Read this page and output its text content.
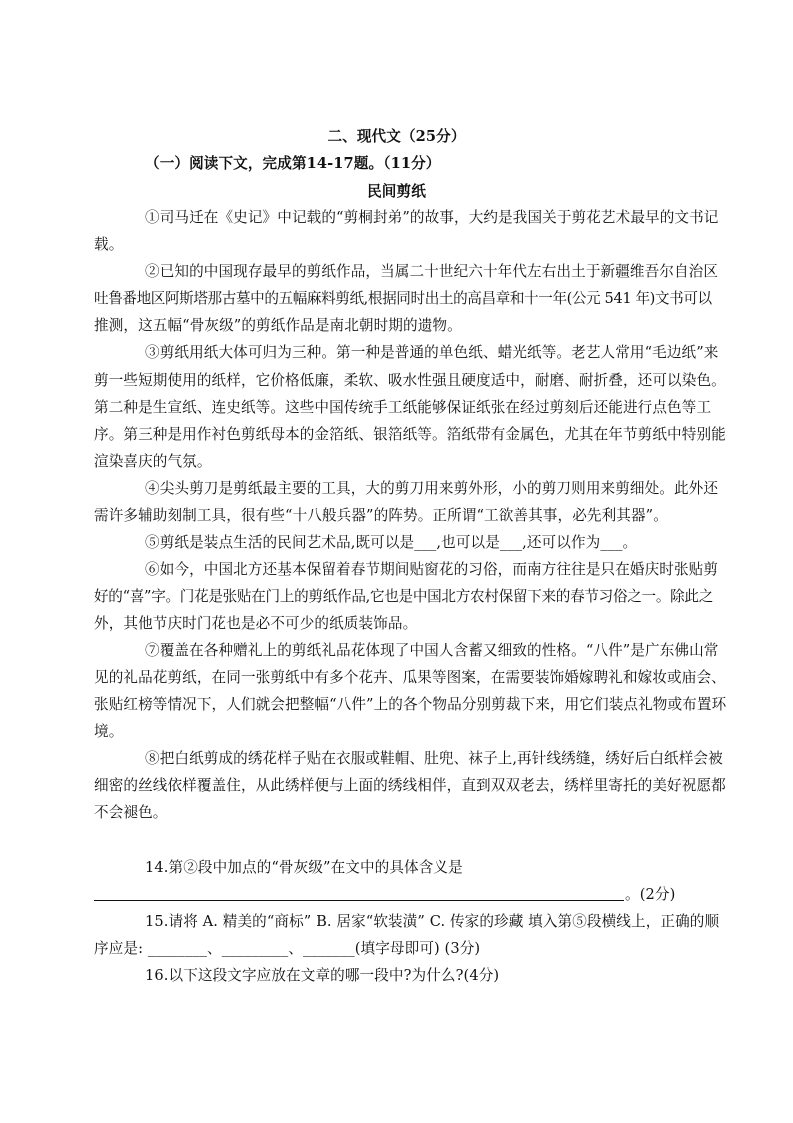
二、现代文（25分）
（一）阅读下文，完成第14-17题。（11分）
民间剪纸
①司马迁在《史记》中记载的“剪桐封弟”的故事，大约是我国关于剪花艺术最早的文书记
载。
②已知的中国现存最早的剪纸作品，当属二十世纪六十年代左右出土于新疆维吾尔自治区
吐鲁番地区阿斯塔那古墓中的五幅麻料剪纸,根据同时出土的高昌章和十一年(公元 541 年)文书可以
推测，这五幅“骨灰级”的剪纸作品是南北朝时期的遗物。
③剪纸用纸大体可归为三种。第一种是普通的单色纸、蜡光纸等。老艺人常用“毛边纸”来
剪一些短期使用的纸样，它价格低廉，柔软、吸水性强且硬度适中，耐磨、耐折叠，还可以染色。
第二种是生宣纸、连史纸等。这些中国传统手工纸能够保证纸张在经过剪刻后还能进行点色等工
序。第三种是用作衬色剪纸母本的金箔纸、银箔纸等。箔纸带有金属色，尤其在年节剪纸中特别能
渲染喜庆的气氛。
④尖头剪刀是剪纸最主要的工具，大的剪刀用来剪外形，小的剪刀则用来剪细处。此外还
需许多辅助刻制工具，很有些“十八般兵器”的阵势。正所谓“工欲善其事，必先利其器”。
⑤剪纸是装点生活的民间艺术品,既可以是___,也可以是___,还可以作为___。
⑥如今，中国北方还基本保留着春节期间贴窗花的习俗，而南方往往是只在婚庆时张贴剪
好的“喜”字。门花是张贴在门上的剪纸作品,它也是中国北方农村保留下来的春节习俗之一。除此之
外，其他节庆时门花也是必不可少的纸质装饰品。
⑦覆盖在各种赠礼上的剪纸礼品花体现了中国人含蓄又细致的性格。“八件”是广东佛山常
见的礼品花剪纸，在同一张剪纸中有多个花卉、瓜果等图案，在需要装饰婚嫁聘礼和嫁妆或庙会、
张贴红榜等情况下，人们就会把整幅“八件”上的各个物品分别剪裁下来，用它们装点礼物或布置环
境。
⑧把白纸剪成的绣花样子贴在衣服或鞋帽、肚兜、袜子上,再针线绣缝，绣好后白纸样会被
细密的丝线依样覆盖住，从此绣样便与上面的绣线相伴，直到双双老去，绣样里寄托的美好祝愿都
不会褪色。
14.第②段中加点的“骨灰级”在文中的具体含义是
。(2分)
15.请将 A. 精美的“商标” B. 居家“软装潢” C. 传家的珍藏 填入第⑤段横线上，正确的顺
序应是: ________、_________、_______(填字母即可) (3分)
16.以下这段文字应放在文章的哪一段中?为什么?(4分)
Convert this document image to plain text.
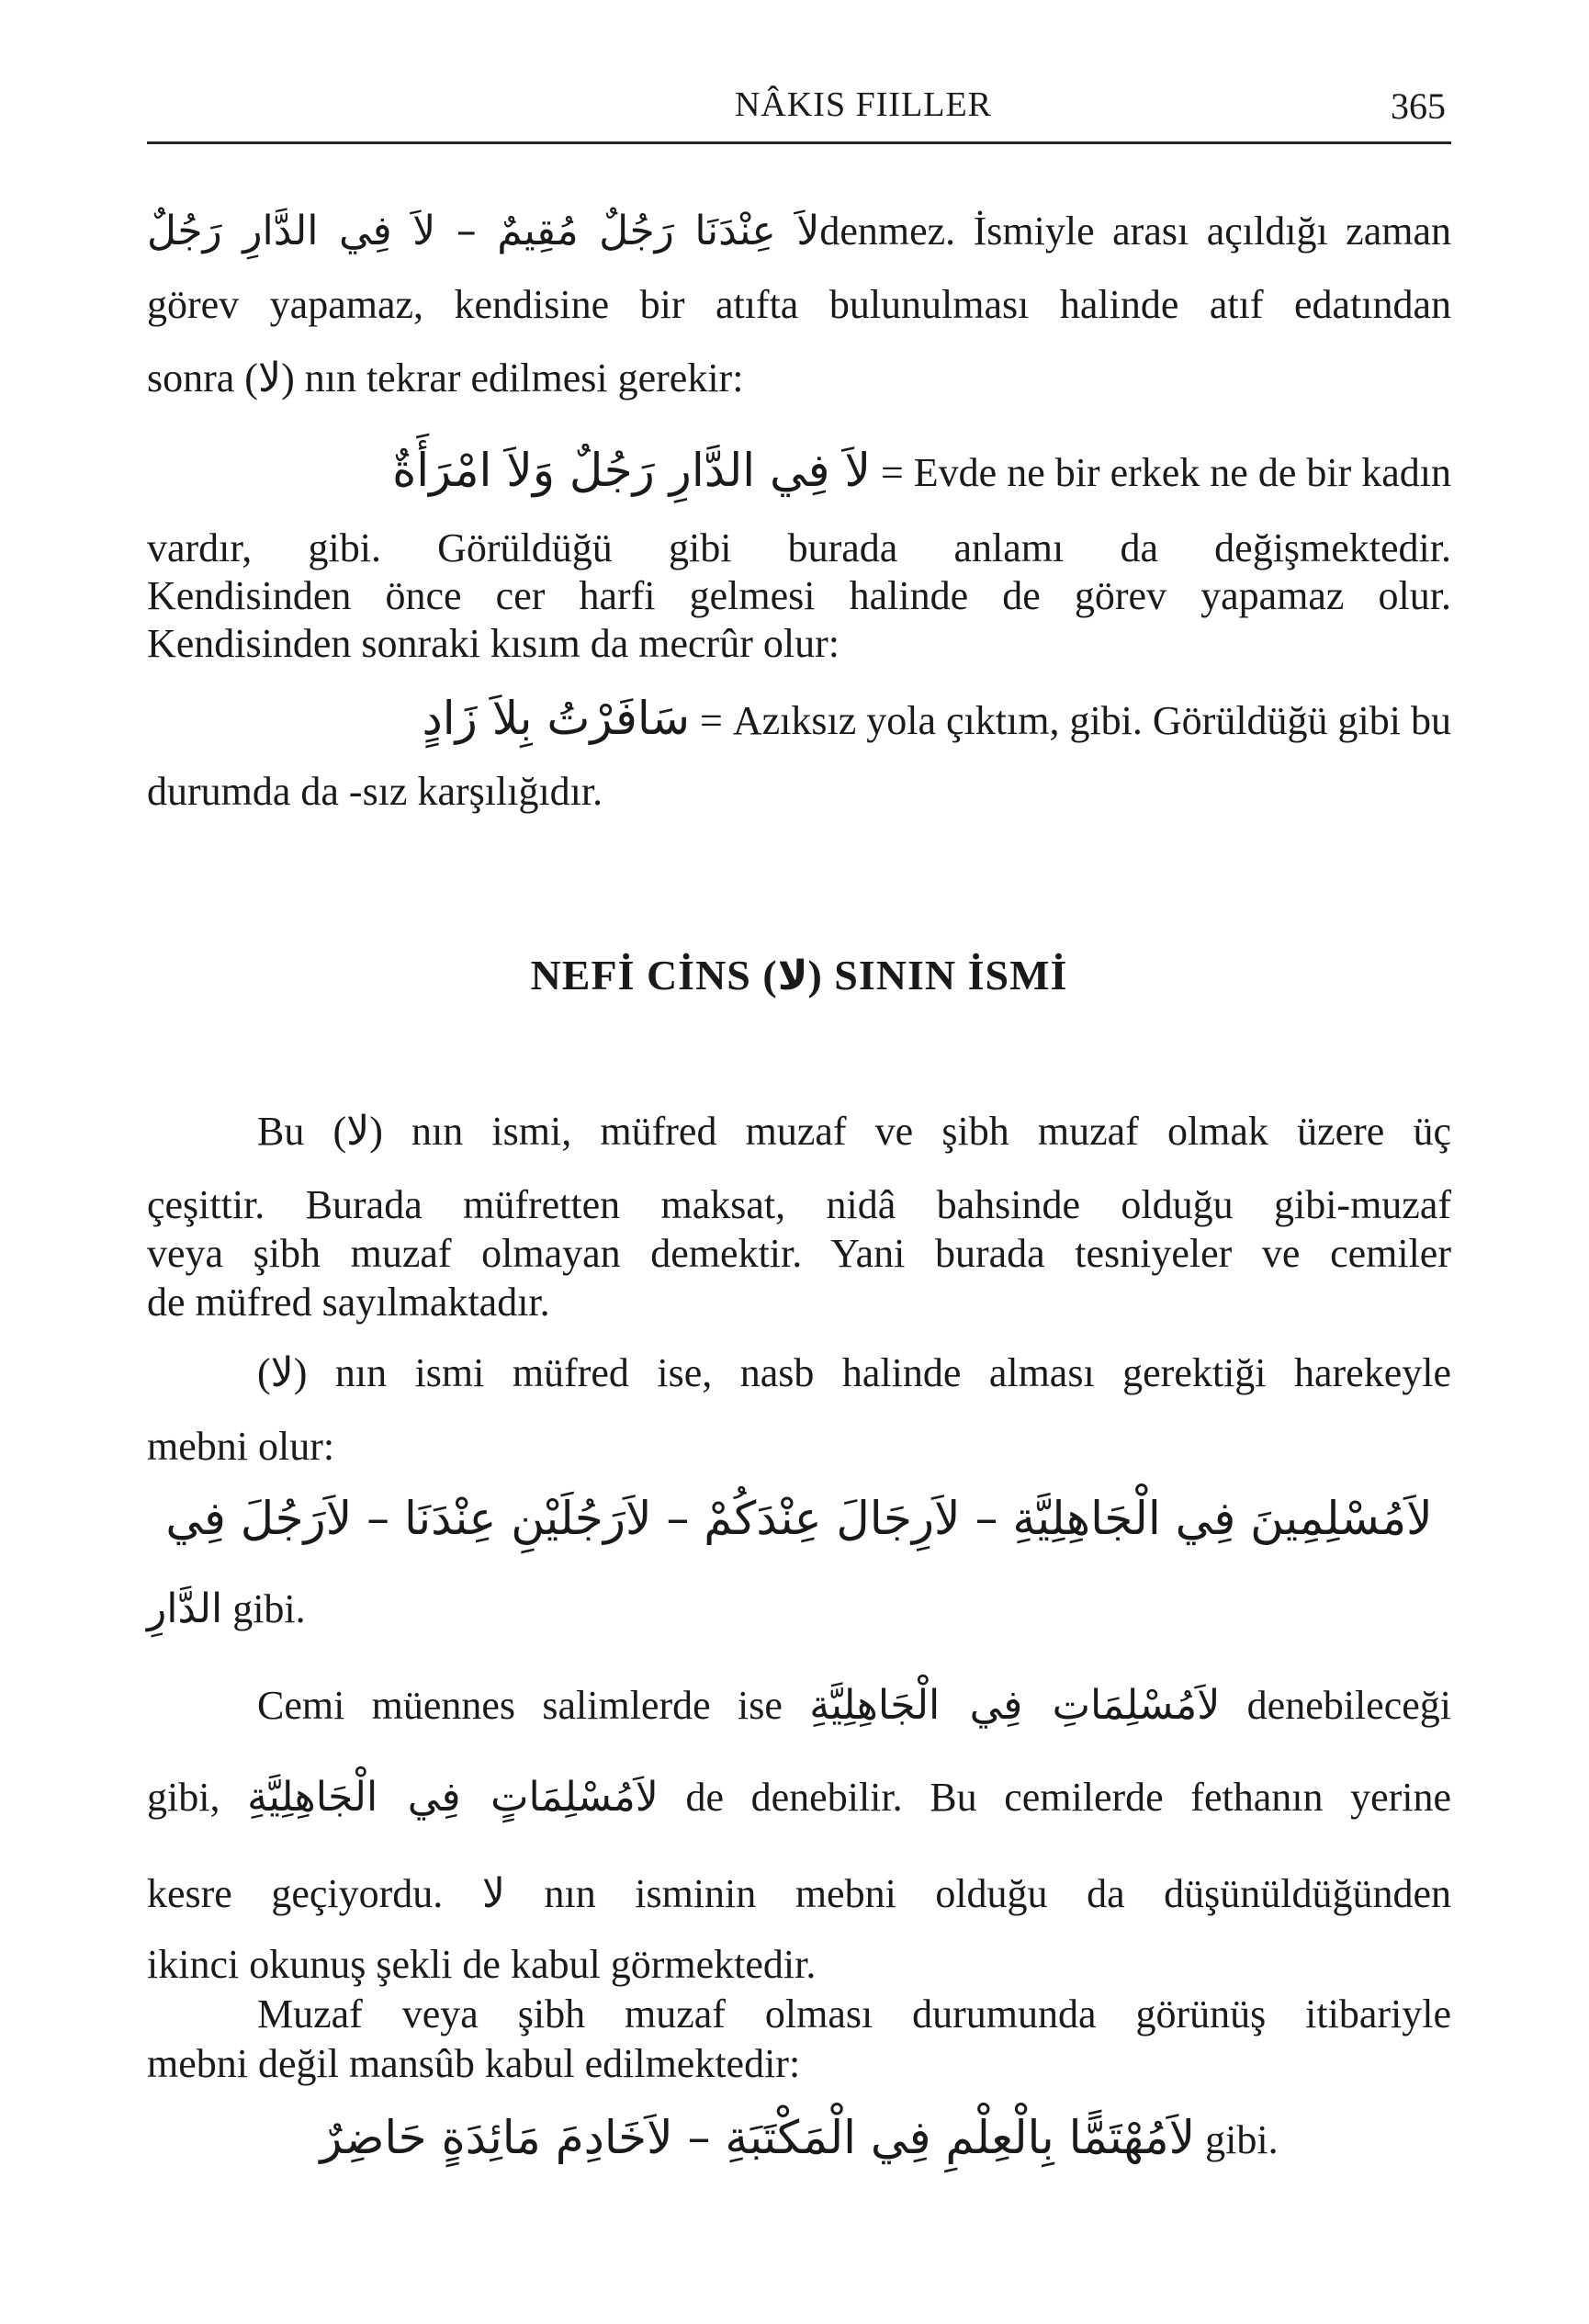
NÂKIS FIILLER	365
لاَ عِنْدَنَا رَجُلٌ مُقِيمٌ – لاَ فِي الدَّارِ رَجُلٌdenmez. İsmiyle arası açıldığı zaman
görev yapamaz, kendisine bir atıfta bulunulması halinde atıf edatından
sonra (لا) nın tekrar edilmesi gerekir:
لاَ فِي الدَّارِ رَجُلٌ وَلاَ امْرَأَةٌ = Evde ne bir erkek ne de bir kadın
vardır, gibi. Görüldüğü gibi burada anlamı da değişmektedir.
Kendisinden önce cer harfi gelmesi halinde de görev yapamaz olur.
Kendisinden sonraki kısım da mecrûr olur:
سَافَرْتُ بِلاَ زَادٍ = Azıksız yola çıktım, gibi. Görüldüğü gibi bu
durumda da -sız karşılığıdır.
NEFİ CİNS (لا) SININ İSMİ
Bu (لا) nın ismi, müfred muzaf ve şibh muzaf olmak üzere üç
çeşittir. Burada müfretten maksat, nidâ bahsinde olduğu gibi-muzaf
veya şibh muzaf olmayan demektir. Yani burada tesniyeler ve cemiler
de müfred sayılmaktadır.
(لا) nın ismi müfred ise, nasb halinde alması gerektiği harekeyle
mebni olur:
لاَمُسْلِمِينَ فِي الْجَاهِلِيَّةِ – لاَرِجَالَ عِنْدَكُمْ – لاَرَجُلَيْنِ عِنْدَنَا – لاَرَجُلَ فِي
الدَّارِ gibi.
Cemi müennes salimlerde ise لاَمُسْلِمَاتِ فِي الْجَاهِلِيَّةِ denebileceği
gibi, لاَمُسْلِمَاتٍ فِي الْجَاهِلِيَّةِ de denebilir. Bu cemilerde fethanın yerine
kesre geçiyordu. لا nın isminin mebni olduğu da düşünüldüğünden
ikinci okunuş şekli de kabul görmektedir.
Muzaf veya şibh muzaf olması durumunda görünüş itibariyle
mebni değil mansûb kabul edilmektedir:
لاَمُهْتَمًّا بِالْعِلْمِ فِي الْمَكْتَبَةِ – لاَخَادِمَ مَائِدَةٍ حَاضِرٌ gibi.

-------

Identify lines with the string "şibh". Copy each one.

*Exercise solution*
Bu (لا) nın ismi, müfred muzaf ve şibh muzaf olmak üzere üç
veya şibh muzaf olmayan demektir. Yani burada tesniyeler ve cemiler
Muzaf veya şibh muzaf olması durumunda görünüş itibariyle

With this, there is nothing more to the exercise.